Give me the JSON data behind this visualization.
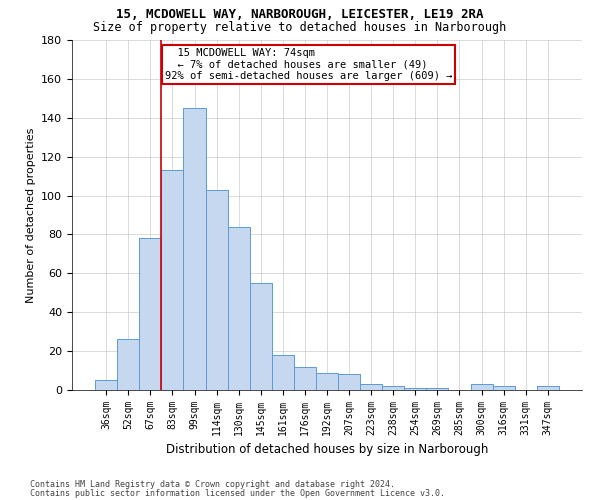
{
  "title1": "15, MCDOWELL WAY, NARBOROUGH, LEICESTER, LE19 2RA",
  "title2": "Size of property relative to detached houses in Narborough",
  "xlabel": "Distribution of detached houses by size in Narborough",
  "ylabel": "Number of detached properties",
  "categories": [
    "36sqm",
    "52sqm",
    "67sqm",
    "83sqm",
    "99sqm",
    "114sqm",
    "130sqm",
    "145sqm",
    "161sqm",
    "176sqm",
    "192sqm",
    "207sqm",
    "223sqm",
    "238sqm",
    "254sqm",
    "269sqm",
    "285sqm",
    "300sqm",
    "316sqm",
    "331sqm",
    "347sqm"
  ],
  "values": [
    5,
    26,
    78,
    113,
    145,
    103,
    84,
    55,
    18,
    12,
    9,
    8,
    3,
    2,
    1,
    1,
    0,
    3,
    2,
    0,
    2
  ],
  "bar_color": "#c5d8f0",
  "bar_edge_color": "#5b9bd5",
  "vline_index": 2,
  "annotation_line1": "  15 MCDOWELL WAY: 74sqm",
  "annotation_line2": "  ← 7% of detached houses are smaller (49)",
  "annotation_line3": "92% of semi-detached houses are larger (609) →",
  "vline_color": "#cc0000",
  "ylim": [
    0,
    180
  ],
  "yticks": [
    0,
    20,
    40,
    60,
    80,
    100,
    120,
    140,
    160,
    180
  ],
  "footnote1": "Contains HM Land Registry data © Crown copyright and database right 2024.",
  "footnote2": "Contains public sector information licensed under the Open Government Licence v3.0.",
  "bg_color": "#ffffff",
  "grid_color": "#cccccc",
  "title1_fontsize": 9,
  "title2_fontsize": 8.5,
  "ylabel_fontsize": 8,
  "xlabel_fontsize": 8.5,
  "tick_fontsize": 7,
  "annot_fontsize": 7.5,
  "footnote_fontsize": 6
}
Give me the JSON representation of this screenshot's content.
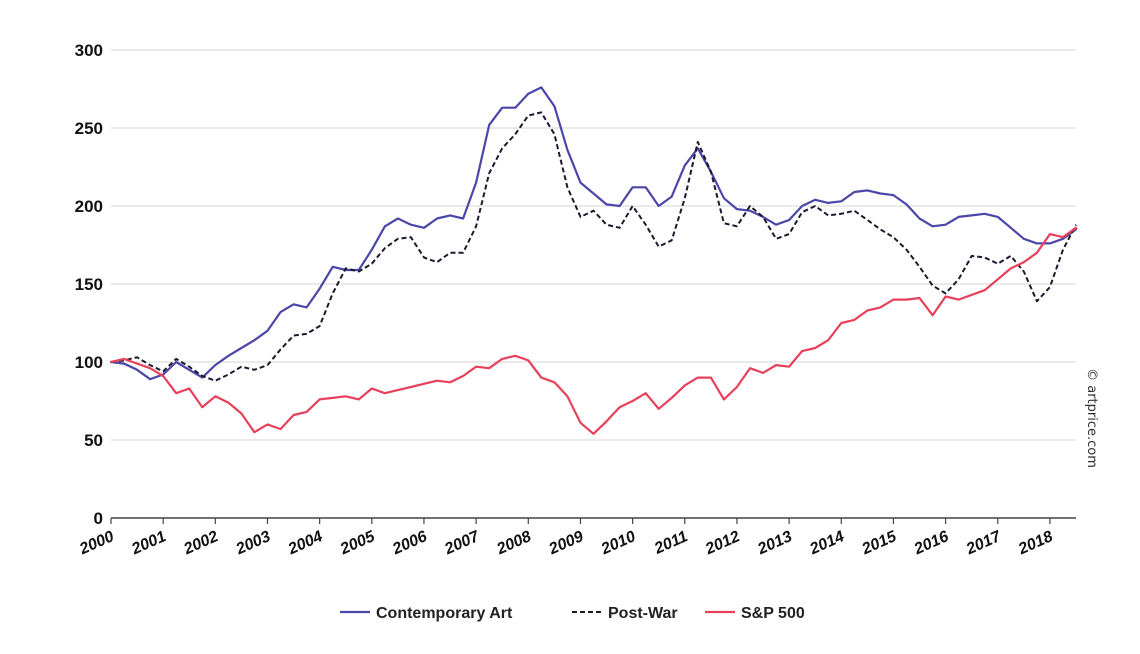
{
  "chart_data": {
    "type": "line",
    "title": "",
    "xlabel": "",
    "ylabel": "",
    "xlim": [
      2000,
      2018.5
    ],
    "ylim": [
      0,
      300
    ],
    "yticks": [
      0,
      50,
      100,
      150,
      200,
      250,
      300
    ],
    "xtick_labels": [
      "2000",
      "2001",
      "2002",
      "2003",
      "2004",
      "2005",
      "2006",
      "2007",
      "2008",
      "2009",
      "2010",
      "2011",
      "2012",
      "2013",
      "2014",
      "2015",
      "2016",
      "2017",
      "2018"
    ],
    "grid": "horizontal",
    "legend_position": "bottom-center",
    "credit": "© artprice.com",
    "series": [
      {
        "name": "Contemporary Art",
        "color": "#4a47a8",
        "style": "solid",
        "x": [
          2000,
          2000.25,
          2000.5,
          2000.75,
          2001,
          2001.25,
          2001.5,
          2001.75,
          2002,
          2002.25,
          2002.5,
          2002.75,
          2003,
          2003.25,
          2003.5,
          2003.75,
          2004,
          2004.25,
          2004.5,
          2004.75,
          2005,
          2005.25,
          2005.5,
          2005.75,
          2006,
          2006.25,
          2006.5,
          2006.75,
          2007,
          2007.25,
          2007.5,
          2007.75,
          2008,
          2008.25,
          2008.5,
          2008.75,
          2009,
          2009.25,
          2009.5,
          2009.75,
          2010,
          2010.25,
          2010.5,
          2010.75,
          2011,
          2011.25,
          2011.5,
          2011.75,
          2012,
          2012.25,
          2012.5,
          2012.75,
          2013,
          2013.25,
          2013.5,
          2013.75,
          2014,
          2014.25,
          2014.5,
          2014.75,
          2015,
          2015.25,
          2015.5,
          2015.75,
          2016,
          2016.25,
          2016.5,
          2016.75,
          2017,
          2017.25,
          2017.5,
          2017.75,
          2018,
          2018.25,
          2018.5
        ],
        "values": [
          100,
          99,
          95,
          89,
          92,
          100,
          95,
          90,
          98,
          104,
          109,
          114,
          120,
          132,
          137,
          135,
          147,
          161,
          159,
          159,
          172,
          187,
          192,
          188,
          186,
          192,
          194,
          192,
          215,
          252,
          263,
          263,
          272,
          276,
          264,
          236,
          215,
          208,
          201,
          200,
          212,
          212,
          200,
          206,
          226,
          237,
          222,
          205,
          198,
          197,
          193,
          188,
          191,
          200,
          204,
          202,
          203,
          209,
          210,
          208,
          207,
          201,
          192,
          187,
          188,
          193,
          194,
          195,
          193,
          186,
          179,
          176,
          176,
          179,
          185
        ]
      },
      {
        "name": "Post-War",
        "color": "#1a1a2e",
        "style": "dashed",
        "x": [
          2000,
          2000.25,
          2000.5,
          2000.75,
          2001,
          2001.25,
          2001.5,
          2001.75,
          2002,
          2002.25,
          2002.5,
          2002.75,
          2003,
          2003.25,
          2003.5,
          2003.75,
          2004,
          2004.25,
          2004.5,
          2004.75,
          2005,
          2005.25,
          2005.5,
          2005.75,
          2006,
          2006.25,
          2006.5,
          2006.75,
          2007,
          2007.25,
          2007.5,
          2007.75,
          2008,
          2008.25,
          2008.5,
          2008.75,
          2009,
          2009.25,
          2009.5,
          2009.75,
          2010,
          2010.25,
          2010.5,
          2010.75,
          2011,
          2011.25,
          2011.5,
          2011.75,
          2012,
          2012.25,
          2012.5,
          2012.75,
          2013,
          2013.25,
          2013.5,
          2013.75,
          2014,
          2014.25,
          2014.5,
          2014.75,
          2015,
          2015.25,
          2015.5,
          2015.75,
          2016,
          2016.25,
          2016.5,
          2016.75,
          2017,
          2017.25,
          2017.5,
          2017.75,
          2018,
          2018.25,
          2018.5
        ],
        "values": [
          100,
          101,
          103,
          98,
          94,
          102,
          97,
          91,
          88,
          92,
          97,
          95,
          98,
          108,
          117,
          118,
          123,
          144,
          160,
          158,
          163,
          173,
          179,
          180,
          167,
          164,
          170,
          170,
          187,
          221,
          237,
          246,
          258,
          260,
          246,
          212,
          193,
          197,
          188,
          186,
          200,
          188,
          174,
          178,
          205,
          241,
          222,
          189,
          187,
          200,
          193,
          179,
          182,
          196,
          200,
          194,
          195,
          197,
          191,
          185,
          180,
          172,
          161,
          149,
          144,
          153,
          168,
          167,
          163,
          168,
          158,
          139,
          148,
          172,
          188
        ]
      },
      {
        "name": "S&P 500",
        "color": "#e8405a",
        "style": "solid",
        "x": [
          2000,
          2000.25,
          2000.5,
          2000.75,
          2001,
          2001.25,
          2001.5,
          2001.75,
          2002,
          2002.25,
          2002.5,
          2002.75,
          2003,
          2003.25,
          2003.5,
          2003.75,
          2004,
          2004.25,
          2004.5,
          2004.75,
          2005,
          2005.25,
          2005.5,
          2005.75,
          2006,
          2006.25,
          2006.5,
          2006.75,
          2007,
          2007.25,
          2007.5,
          2007.75,
          2008,
          2008.25,
          2008.5,
          2008.75,
          2009,
          2009.25,
          2009.5,
          2009.75,
          2010,
          2010.25,
          2010.5,
          2010.75,
          2011,
          2011.25,
          2011.5,
          2011.75,
          2012,
          2012.25,
          2012.5,
          2012.75,
          2013,
          2013.25,
          2013.5,
          2013.75,
          2014,
          2014.25,
          2014.5,
          2014.75,
          2015,
          2015.25,
          2015.5,
          2015.75,
          2016,
          2016.25,
          2016.5,
          2016.75,
          2017,
          2017.25,
          2017.5,
          2017.75,
          2018,
          2018.25,
          2018.5
        ],
        "values": [
          100,
          102,
          99,
          96,
          91,
          80,
          83,
          71,
          78,
          74,
          67,
          55,
          60,
          57,
          66,
          68,
          76,
          77,
          78,
          76,
          83,
          80,
          82,
          84,
          86,
          88,
          87,
          91,
          97,
          96,
          102,
          104,
          101,
          90,
          87,
          78,
          61,
          54,
          62,
          71,
          75,
          80,
          70,
          77,
          85,
          90,
          90,
          76,
          84,
          96,
          93,
          98,
          97,
          107,
          109,
          114,
          125,
          127,
          133,
          135,
          140,
          140,
          141,
          130,
          142,
          140,
          143,
          146,
          153,
          160,
          164,
          170,
          182,
          180,
          186
        ]
      }
    ]
  }
}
····················
Scan the material above. Copy each line that holds the word "MCDOWELL".

  "title1": "15, MCDOWELL WAY, NARBOROUGH, LEICESTER, LE19 2RA",
  "annotation_line1": "  15 MCDOWELL WAY: 74sqm",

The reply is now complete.